THE EXERCISE: Write out all of the data exactly as it appears.

Raw records:
============================================================
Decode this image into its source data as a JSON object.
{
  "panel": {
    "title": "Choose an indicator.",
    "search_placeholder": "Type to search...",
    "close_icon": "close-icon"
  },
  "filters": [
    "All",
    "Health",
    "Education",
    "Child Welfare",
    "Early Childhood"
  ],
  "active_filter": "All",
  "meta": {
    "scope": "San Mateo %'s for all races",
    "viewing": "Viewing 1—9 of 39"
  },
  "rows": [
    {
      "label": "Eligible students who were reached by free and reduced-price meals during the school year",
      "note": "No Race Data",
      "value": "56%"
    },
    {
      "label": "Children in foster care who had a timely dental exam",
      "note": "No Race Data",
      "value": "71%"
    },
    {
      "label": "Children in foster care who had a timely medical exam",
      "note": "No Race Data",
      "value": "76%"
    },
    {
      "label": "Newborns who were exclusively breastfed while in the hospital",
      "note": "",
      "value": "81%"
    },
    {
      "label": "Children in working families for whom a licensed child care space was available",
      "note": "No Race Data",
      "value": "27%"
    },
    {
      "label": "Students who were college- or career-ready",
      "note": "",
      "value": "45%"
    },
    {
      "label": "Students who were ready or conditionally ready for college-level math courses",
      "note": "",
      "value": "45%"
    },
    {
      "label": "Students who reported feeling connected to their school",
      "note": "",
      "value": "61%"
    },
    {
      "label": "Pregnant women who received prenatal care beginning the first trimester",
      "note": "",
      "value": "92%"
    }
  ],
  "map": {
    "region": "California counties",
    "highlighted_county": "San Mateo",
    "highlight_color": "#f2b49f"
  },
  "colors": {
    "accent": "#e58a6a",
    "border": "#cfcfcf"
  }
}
============================================================
RESPONSE:
Decode this image into its source data as a JSON object.
{
  "panel": {
    "title": "Choose an indicator.",
    "search_placeholder": "Type to search...",
    "close_icon": "close-icon"
  },
  "filters": [
    "All",
    "Health",
    "Education",
    "Child Welfare",
    "Early Childhood"
  ],
  "active_filter": "All",
  "meta": {
    "scope": "San Mateo %'s for all races",
    "viewing": "Viewing 1—9 of 39"
  },
  "rows": [
    {
      "label": "Eligible students who were reached by free and reduced-price meals during the school year",
      "note": "No Race Data",
      "value": "56%"
    },
    {
      "label": "Children in foster care who had a timely dental exam",
      "note": "No Race Data",
      "value": "71%"
    },
    {
      "label": "Children in foster care who had a timely medical exam",
      "note": "No Race Data",
      "value": "76%"
    },
    {
      "label": "Newborns who were exclusively breastfed while in the hospital",
      "note": "",
      "value": "81%"
    },
    {
      "label": "Children in working families for whom a licensed child care space was available",
      "note": "No Race Data",
      "value": "27%"
    },
    {
      "label": "Students who were college- or career-ready",
      "note": "",
      "value": "45%"
    },
    {
      "label": "Students who were ready or conditionally ready for college-level math courses",
      "note": "",
      "value": "45%"
    },
    {
      "label": "Students who reported feeling connected to their school",
      "note": "",
      "value": "61%"
    },
    {
      "label": "Pregnant women who received prenatal care beginning the first trimester",
      "note": "",
      "value": "92%"
    }
  ],
  "map": {
    "region": "California counties",
    "highlighted_county": "San Mateo",
    "highlight_color": "#f2b49f"
  },
  "colors": {
    "accent": "#e58a6a",
    "border": "#cfcfcf"
  }
}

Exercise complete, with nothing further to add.